Written request: Will you write out all the entries below exactly?

Collection entries
■ ■ ■ ■ ■ ■ ■

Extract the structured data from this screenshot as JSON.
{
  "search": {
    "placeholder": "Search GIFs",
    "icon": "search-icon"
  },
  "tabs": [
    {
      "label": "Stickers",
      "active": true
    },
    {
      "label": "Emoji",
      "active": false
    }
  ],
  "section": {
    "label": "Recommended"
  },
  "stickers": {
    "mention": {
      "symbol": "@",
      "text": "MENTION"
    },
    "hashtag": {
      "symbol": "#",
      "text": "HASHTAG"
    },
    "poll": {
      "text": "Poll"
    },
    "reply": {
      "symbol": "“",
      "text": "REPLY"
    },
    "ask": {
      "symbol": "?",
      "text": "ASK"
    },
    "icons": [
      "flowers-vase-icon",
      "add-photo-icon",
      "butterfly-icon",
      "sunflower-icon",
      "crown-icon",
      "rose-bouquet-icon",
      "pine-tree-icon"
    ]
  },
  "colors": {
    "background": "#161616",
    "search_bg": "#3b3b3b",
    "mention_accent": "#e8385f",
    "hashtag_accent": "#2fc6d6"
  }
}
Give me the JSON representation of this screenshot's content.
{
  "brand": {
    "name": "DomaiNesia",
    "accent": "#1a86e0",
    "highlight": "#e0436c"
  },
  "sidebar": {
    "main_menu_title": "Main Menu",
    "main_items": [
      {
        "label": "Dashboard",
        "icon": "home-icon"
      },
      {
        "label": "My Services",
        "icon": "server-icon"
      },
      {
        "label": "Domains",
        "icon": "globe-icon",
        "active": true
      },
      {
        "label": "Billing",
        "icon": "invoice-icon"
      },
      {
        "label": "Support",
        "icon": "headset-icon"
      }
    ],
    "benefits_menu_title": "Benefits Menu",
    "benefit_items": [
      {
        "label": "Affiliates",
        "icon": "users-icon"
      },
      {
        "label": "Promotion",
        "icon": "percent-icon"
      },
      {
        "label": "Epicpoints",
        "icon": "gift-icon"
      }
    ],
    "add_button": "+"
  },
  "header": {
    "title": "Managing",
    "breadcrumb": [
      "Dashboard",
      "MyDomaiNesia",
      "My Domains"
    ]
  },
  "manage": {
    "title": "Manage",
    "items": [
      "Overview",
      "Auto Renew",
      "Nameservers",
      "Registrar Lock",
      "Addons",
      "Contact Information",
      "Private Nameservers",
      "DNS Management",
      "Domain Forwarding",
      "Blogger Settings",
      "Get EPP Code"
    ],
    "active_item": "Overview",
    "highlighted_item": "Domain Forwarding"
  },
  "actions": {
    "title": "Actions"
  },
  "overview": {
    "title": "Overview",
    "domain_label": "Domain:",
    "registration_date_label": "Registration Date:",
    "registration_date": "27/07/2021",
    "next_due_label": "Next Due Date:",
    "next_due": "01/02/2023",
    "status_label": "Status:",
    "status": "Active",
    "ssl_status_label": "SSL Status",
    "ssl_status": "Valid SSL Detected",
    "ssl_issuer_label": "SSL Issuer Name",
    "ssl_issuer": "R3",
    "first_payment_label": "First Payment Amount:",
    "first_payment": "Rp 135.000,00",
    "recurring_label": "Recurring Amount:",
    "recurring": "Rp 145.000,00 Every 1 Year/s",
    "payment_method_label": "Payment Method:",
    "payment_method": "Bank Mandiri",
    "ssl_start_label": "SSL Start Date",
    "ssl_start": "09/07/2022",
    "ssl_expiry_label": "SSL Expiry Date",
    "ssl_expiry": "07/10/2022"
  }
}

■ ■ ■ ■ ■ ■ ■

Solution to the problem:
Extract the structured data from this screenshot as JSON.
{
  "search": {
    "placeholder": "Search GIFs",
    "icon": "search-icon"
  },
  "tabs": [
    {
      "label": "Stickers",
      "active": true
    },
    {
      "label": "Emoji",
      "active": false
    }
  ],
  "section": {
    "label": "Recommended"
  },
  "stickers": {
    "mention": {
      "symbol": "@",
      "text": "MENTION"
    },
    "hashtag": {
      "symbol": "#",
      "text": "HASHTAG"
    },
    "poll": {
      "text": "Poll"
    },
    "reply": {
      "symbol": "“",
      "text": "REPLY"
    },
    "ask": {
      "symbol": "?",
      "text": "ASK"
    },
    "icons": [
      "flowers-vase-icon",
      "add-photo-icon",
      "butterfly-icon",
      "sunflower-icon",
      "crown-icon",
      "rose-bouquet-icon",
      "pine-tree-icon"
    ]
  },
  "colors": {
    "background": "#161616",
    "search_bg": "#3b3b3b",
    "mention_accent": "#e8385f",
    "hashtag_accent": "#2fc6d6"
  }
}
Give me the JSON representation of this screenshot's content.
{
  "brand": {
    "name": "DomaiNesia",
    "accent": "#1a86e0",
    "highlight": "#e0436c"
  },
  "sidebar": {
    "main_menu_title": "Main Menu",
    "main_items": [
      {
        "label": "Dashboard",
        "icon": "home-icon"
      },
      {
        "label": "My Services",
        "icon": "server-icon"
      },
      {
        "label": "Domains",
        "icon": "globe-icon",
        "active": true
      },
      {
        "label": "Billing",
        "icon": "invoice-icon"
      },
      {
        "label": "Support",
        "icon": "headset-icon"
      }
    ],
    "benefits_menu_title": "Benefits Menu",
    "benefit_items": [
      {
        "label": "Affiliates",
        "icon": "users-icon"
      },
      {
        "label": "Promotion",
        "icon": "percent-icon"
      },
      {
        "label": "Epicpoints",
        "icon": "gift-icon"
      }
    ],
    "add_button": "+"
  },
  "header": {
    "title": "Managing",
    "breadcrumb": [
      "Dashboard",
      "MyDomaiNesia",
      "My Domains"
    ]
  },
  "manage": {
    "title": "Manage",
    "items": [
      "Overview",
      "Auto Renew",
      "Nameservers",
      "Registrar Lock",
      "Addons",
      "Contact Information",
      "Private Nameservers",
      "DNS Management",
      "Domain Forwarding",
      "Blogger Settings",
      "Get EPP Code"
    ],
    "active_item": "Overview",
    "highlighted_item": "Domain Forwarding"
  },
  "actions": {
    "title": "Actions"
  },
  "overview": {
    "title": "Overview",
    "domain_label": "Domain:",
    "registration_date_label": "Registration Date:",
    "registration_date": "27/07/2021",
    "next_due_label": "Next Due Date:",
    "next_due": "01/02/2023",
    "status_label": "Status:",
    "status": "Active",
    "ssl_status_label": "SSL Status",
    "ssl_status": "Valid SSL Detected",
    "ssl_issuer_label": "SSL Issuer Name",
    "ssl_issuer": "R3",
    "first_payment_label": "First Payment Amount:",
    "first_payment": "Rp 135.000,00",
    "recurring_label": "Recurring Amount:",
    "recurring": "Rp 145.000,00 Every 1 Year/s",
    "payment_method_label": "Payment Method:",
    "payment_method": "Bank Mandiri",
    "ssl_start_label": "SSL Start Date",
    "ssl_start": "09/07/2022",
    "ssl_expiry_label": "SSL Expiry Date",
    "ssl_expiry": "07/10/2022"
  }
}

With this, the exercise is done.